- _Supplied text_:

--- START ---

Approval happens on mobile, not at a desk

A project manager approving bills from the field needs a mobile-first experience. MakersHub approvals work on any device. The PM receives a notification, opens the bill, reviews the lines, and approves or queries directly from the app.

Notes and queries stay attached to the bill

When a project manager has a question about a line item, that question should attach to the bill, not go into a separate email thread that gets lost. MakersHub supports notes and attachments at the bill level, so the query, the response, and the eventual approval all travel with the bill through the process. Finance can see the full history without hunting through email.

The downstream cost of approval delays

Subcontractors and vendors who wait for payment because approvals are stalled eventually price that risk into their quotes.

PJB Construction saw the subcontractor relationship impact directly. Faster approvals and same-day payments changed how subcontractors prioritized PJB's jobs. 

Locke Buildings, a modular building manufacturer processing 500 or more bills per month across multiple locations, reduced AP processing time from 10-12 hours per week to two hours after implementing MakersHub. The reduction came primarily from removing the approval bottlenecks that had been stalling bills for days when approvers were off site or unavailable.

What to look for in approval workflows for construction and trades

Does routing reach field staff on mobile without requiring a dedicated login? Approval tools that require approvers to create accounts or log into portals create friction that slows adoption. PMs on job sites will not use a system that adds steps.

Can routing be configured by amount threshold, vendor, and job? Flat approval chains do not reflect how authority works in construction. The tool needs to support the approval structure the business uses, not a simplified version of it.

--- END ---

- _Using the information_:
a: Can you reproduce the passage on construction bill approvals word for word, between "PJB Construction saw" and "prioritized PJB's jobs.", inclusive?
b: Could you carry the passage on construction bill approvals forward, picking up after its last sentence?
The material after this passage is separate from it.

- _Listed entries_:
--- START ---

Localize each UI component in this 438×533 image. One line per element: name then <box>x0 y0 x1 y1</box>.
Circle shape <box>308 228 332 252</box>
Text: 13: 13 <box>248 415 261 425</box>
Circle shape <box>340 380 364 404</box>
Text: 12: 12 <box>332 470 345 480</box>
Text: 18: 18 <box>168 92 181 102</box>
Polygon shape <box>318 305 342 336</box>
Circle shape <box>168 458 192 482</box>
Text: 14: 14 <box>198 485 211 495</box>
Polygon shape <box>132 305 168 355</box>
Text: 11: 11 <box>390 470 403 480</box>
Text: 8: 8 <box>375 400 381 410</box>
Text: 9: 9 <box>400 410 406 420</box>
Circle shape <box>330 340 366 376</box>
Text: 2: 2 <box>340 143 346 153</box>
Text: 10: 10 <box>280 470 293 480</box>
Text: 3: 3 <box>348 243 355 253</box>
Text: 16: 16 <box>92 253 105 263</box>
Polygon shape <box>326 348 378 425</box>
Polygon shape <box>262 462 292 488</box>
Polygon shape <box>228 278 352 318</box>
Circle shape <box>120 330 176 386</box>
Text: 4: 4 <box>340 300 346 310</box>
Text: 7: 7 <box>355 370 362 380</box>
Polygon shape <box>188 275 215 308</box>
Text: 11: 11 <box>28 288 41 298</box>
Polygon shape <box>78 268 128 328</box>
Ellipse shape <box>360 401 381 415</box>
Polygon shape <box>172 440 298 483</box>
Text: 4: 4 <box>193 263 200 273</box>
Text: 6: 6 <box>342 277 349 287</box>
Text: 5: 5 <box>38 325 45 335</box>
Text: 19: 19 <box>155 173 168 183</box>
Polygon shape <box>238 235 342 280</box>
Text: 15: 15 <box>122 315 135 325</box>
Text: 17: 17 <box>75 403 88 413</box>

--- END ---

- _Task-by-task answers_:
a:
PJB Construction saw the subcontractor relationship impact directly. Faster approvals and same-day payments changed how subcontractors prioritized PJB's jobs.

b:
Is there a complete audit trail at the bill level? For construction companies managing multiple projects with multiple approvers, the ability to see who approved what, when, and with what context is a control requirement.

Frequently asked questions

Why do construction AP approvals take longer than in other industries?

Because the people with the authority to approve bills are on job sites, not in the office. When approval workflows require in-office access or desktop logins, approvals wait until the right person is available in the right place. Field-first approval routing removes that dependency.

How do approval thresholds work for construction companies?

Most construction businesses have informal or documented thresholds: small purchases approved by a foreman, mid-range by a PM, large bills by the controller or owner. AP automation tools that support configurable approval routing can encode these thresholds directly, so a $300 materials bill routes differently from a $50,000 subcontractor payment without requiring manual override.

What is the relationship between approval speed and subcontractor loyalty?

Subcontractors price payment risk into their quotes. A GC with a reputation for paying fast gets better availability and tighter bids. PJB Construction saw this directly - faster approvals and same-day payments changed how subcontractors prioritized their jobs.

Can approval routing in MakersHub handle bills that need multiple approvers?

Yes. Approval chains in MakersHub can require sequential or parallel approvals (a PM approves first, then finance, for example) with configurable thresholds that determine which chain applies to which bill. The routing applies automatically when the bill is processed.

How does approval routing handle bills that span multiple projects?

When a bill covers work or materials across multiple active jobs, it can be split in MakersHub and routed to the relevant PM for each job portion. Each approver sees only the lines relevant to their project, with the cost codes and job references attached.